§ **Requirements**: List each line holding the string "name".
--- Begin ---
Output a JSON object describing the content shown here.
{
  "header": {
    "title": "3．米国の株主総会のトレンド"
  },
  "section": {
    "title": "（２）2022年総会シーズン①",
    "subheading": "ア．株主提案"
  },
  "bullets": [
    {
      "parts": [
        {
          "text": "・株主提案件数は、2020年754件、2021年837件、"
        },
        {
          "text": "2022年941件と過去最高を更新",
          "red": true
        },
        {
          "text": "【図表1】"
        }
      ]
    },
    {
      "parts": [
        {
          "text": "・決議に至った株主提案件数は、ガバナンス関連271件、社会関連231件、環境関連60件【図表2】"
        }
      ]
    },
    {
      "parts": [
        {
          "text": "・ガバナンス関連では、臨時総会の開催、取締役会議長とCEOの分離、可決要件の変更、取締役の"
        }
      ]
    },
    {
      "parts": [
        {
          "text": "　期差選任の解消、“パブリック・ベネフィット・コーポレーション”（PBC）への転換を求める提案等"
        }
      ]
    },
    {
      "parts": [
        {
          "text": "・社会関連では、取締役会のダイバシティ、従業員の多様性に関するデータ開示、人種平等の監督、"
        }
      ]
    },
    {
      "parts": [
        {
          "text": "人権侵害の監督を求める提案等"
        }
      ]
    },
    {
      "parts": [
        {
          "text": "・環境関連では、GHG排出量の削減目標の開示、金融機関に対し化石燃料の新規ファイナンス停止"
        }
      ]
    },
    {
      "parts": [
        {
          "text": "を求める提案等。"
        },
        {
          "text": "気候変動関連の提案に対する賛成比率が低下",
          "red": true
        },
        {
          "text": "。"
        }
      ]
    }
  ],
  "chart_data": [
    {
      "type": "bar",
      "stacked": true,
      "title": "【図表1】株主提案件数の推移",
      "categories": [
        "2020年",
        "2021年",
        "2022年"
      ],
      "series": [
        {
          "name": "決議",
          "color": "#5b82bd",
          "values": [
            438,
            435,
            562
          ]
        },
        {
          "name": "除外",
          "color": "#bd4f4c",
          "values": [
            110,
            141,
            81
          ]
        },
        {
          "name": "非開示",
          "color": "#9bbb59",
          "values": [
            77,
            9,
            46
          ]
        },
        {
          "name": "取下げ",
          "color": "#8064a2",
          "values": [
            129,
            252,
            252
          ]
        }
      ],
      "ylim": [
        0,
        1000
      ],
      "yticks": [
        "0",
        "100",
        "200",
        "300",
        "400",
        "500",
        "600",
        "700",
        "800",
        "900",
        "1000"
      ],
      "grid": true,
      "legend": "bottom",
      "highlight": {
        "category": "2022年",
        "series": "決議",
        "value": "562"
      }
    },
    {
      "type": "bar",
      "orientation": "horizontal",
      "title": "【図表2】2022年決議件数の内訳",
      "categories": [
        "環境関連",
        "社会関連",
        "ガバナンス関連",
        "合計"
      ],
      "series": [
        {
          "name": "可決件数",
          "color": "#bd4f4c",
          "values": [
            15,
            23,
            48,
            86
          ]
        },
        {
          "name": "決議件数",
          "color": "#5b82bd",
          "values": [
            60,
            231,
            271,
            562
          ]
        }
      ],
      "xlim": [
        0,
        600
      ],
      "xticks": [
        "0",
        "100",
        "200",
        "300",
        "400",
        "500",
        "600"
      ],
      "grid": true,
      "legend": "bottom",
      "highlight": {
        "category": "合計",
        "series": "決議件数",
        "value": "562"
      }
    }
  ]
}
--- End ---
§ **Result of the task**:
          "name": "決議",
          "name": "除外",
          "name": "非開示",
          "name": "取下げ",
          "name": "可決件数",
          "name": "決議件数",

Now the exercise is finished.